### TASK INSTRUCTIONS:
Among the entries below, find the lines with "Bath" and copy them.

* START LISTED ENTRIES *

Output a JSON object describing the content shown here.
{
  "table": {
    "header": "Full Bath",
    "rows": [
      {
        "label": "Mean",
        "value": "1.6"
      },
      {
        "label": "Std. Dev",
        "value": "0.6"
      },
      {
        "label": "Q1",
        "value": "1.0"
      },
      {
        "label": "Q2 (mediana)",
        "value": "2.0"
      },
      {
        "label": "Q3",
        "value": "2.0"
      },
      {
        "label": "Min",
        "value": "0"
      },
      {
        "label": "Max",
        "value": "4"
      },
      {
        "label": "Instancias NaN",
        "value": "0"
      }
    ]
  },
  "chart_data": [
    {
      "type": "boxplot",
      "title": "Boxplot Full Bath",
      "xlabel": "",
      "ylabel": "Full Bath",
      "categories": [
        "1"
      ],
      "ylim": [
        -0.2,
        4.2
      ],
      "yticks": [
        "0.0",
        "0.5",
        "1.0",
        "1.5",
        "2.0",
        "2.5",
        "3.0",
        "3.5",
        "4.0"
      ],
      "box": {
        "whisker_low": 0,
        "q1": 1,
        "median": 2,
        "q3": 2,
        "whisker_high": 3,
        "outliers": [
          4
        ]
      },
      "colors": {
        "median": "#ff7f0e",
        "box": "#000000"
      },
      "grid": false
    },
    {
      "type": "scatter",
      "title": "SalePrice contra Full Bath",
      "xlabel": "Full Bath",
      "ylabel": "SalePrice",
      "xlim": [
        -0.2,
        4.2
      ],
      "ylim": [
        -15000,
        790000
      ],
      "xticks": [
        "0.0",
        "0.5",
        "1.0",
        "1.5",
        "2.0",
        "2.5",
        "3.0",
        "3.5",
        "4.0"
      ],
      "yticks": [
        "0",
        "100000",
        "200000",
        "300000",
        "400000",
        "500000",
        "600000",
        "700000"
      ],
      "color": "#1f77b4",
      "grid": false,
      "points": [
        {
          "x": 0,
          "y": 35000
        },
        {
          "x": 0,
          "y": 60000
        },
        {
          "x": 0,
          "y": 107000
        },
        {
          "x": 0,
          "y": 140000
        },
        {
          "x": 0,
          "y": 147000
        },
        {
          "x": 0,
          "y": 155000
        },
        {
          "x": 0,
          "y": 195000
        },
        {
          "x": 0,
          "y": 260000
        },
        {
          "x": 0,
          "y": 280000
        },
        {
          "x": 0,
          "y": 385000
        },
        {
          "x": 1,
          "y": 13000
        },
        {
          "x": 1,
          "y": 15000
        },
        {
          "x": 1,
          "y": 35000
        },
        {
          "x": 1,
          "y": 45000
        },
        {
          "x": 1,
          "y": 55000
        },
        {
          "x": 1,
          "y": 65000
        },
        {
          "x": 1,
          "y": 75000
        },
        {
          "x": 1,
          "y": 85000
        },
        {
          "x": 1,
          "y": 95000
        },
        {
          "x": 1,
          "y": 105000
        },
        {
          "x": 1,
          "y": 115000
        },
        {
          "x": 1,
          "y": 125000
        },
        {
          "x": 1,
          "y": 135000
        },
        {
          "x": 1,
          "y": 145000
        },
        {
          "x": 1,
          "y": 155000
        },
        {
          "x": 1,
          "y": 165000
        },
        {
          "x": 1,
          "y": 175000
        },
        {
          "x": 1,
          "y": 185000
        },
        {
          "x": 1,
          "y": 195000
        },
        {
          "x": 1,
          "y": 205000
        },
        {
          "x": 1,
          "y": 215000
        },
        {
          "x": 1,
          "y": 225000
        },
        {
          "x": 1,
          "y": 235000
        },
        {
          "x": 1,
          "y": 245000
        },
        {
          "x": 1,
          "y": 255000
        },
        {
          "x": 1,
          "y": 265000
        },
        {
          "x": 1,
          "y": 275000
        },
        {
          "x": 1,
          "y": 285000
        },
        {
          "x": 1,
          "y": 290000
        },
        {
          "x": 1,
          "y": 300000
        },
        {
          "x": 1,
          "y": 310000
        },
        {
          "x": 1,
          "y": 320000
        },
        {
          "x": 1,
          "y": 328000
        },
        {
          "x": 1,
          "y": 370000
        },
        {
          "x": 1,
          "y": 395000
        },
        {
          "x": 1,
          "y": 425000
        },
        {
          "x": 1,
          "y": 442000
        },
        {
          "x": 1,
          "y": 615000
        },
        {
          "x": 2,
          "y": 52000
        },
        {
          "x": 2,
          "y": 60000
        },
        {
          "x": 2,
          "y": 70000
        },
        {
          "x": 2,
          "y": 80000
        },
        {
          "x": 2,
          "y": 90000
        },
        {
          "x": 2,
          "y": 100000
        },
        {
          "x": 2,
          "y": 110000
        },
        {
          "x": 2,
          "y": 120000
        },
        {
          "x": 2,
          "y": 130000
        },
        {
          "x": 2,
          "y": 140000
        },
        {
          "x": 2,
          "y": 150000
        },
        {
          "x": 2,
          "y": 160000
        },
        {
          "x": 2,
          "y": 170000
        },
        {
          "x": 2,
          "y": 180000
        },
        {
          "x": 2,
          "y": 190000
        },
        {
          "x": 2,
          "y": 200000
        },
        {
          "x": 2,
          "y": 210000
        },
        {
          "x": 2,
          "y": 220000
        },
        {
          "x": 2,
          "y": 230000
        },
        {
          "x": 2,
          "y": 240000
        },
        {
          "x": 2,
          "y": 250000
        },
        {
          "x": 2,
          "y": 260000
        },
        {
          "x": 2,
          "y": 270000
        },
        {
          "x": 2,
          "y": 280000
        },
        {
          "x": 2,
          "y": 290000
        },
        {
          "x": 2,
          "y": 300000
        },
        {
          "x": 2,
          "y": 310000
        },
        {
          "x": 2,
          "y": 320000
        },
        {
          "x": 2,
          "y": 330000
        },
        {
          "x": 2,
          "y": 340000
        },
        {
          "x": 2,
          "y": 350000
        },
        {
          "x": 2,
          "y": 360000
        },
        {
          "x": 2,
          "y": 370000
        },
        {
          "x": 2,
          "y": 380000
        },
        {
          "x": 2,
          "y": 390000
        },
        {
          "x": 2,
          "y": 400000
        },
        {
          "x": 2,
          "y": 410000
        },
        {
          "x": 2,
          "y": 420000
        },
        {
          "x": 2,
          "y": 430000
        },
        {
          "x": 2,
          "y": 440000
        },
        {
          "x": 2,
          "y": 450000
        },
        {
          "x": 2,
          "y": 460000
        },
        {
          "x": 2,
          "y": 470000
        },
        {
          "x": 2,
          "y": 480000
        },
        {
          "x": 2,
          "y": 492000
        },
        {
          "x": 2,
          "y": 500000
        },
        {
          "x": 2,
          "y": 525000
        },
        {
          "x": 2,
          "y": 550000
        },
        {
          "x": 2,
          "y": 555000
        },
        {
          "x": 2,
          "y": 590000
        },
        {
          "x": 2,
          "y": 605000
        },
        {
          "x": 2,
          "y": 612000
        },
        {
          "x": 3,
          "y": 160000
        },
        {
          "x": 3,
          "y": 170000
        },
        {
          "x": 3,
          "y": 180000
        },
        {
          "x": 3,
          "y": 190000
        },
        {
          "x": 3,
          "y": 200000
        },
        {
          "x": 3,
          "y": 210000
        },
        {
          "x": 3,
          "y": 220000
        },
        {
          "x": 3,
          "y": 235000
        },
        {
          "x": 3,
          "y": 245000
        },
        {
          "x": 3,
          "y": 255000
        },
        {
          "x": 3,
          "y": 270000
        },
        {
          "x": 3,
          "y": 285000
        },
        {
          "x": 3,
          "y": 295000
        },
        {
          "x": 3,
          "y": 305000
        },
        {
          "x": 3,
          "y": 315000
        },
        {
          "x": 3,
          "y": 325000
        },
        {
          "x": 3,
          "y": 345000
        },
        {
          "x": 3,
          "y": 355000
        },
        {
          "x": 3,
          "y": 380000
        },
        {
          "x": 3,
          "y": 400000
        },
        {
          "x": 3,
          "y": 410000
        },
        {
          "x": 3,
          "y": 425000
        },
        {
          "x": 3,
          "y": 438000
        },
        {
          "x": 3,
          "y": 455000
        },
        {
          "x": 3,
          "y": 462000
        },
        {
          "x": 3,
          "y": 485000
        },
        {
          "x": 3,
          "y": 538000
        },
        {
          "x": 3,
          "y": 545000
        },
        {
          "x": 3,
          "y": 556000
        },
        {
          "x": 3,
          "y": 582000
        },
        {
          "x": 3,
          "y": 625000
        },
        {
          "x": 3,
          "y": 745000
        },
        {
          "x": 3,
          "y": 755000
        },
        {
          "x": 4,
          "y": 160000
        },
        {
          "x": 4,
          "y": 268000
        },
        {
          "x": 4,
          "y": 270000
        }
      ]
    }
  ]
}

* END LISTED ENTRIES *

### COMPLETE ANSWER:
    "header": "Full Bath",
      "title": "Boxplot Full Bath",
      "ylabel": "Full Bath",
      "title": "SalePrice contra Full Bath",
      "xlabel": "Full Bath",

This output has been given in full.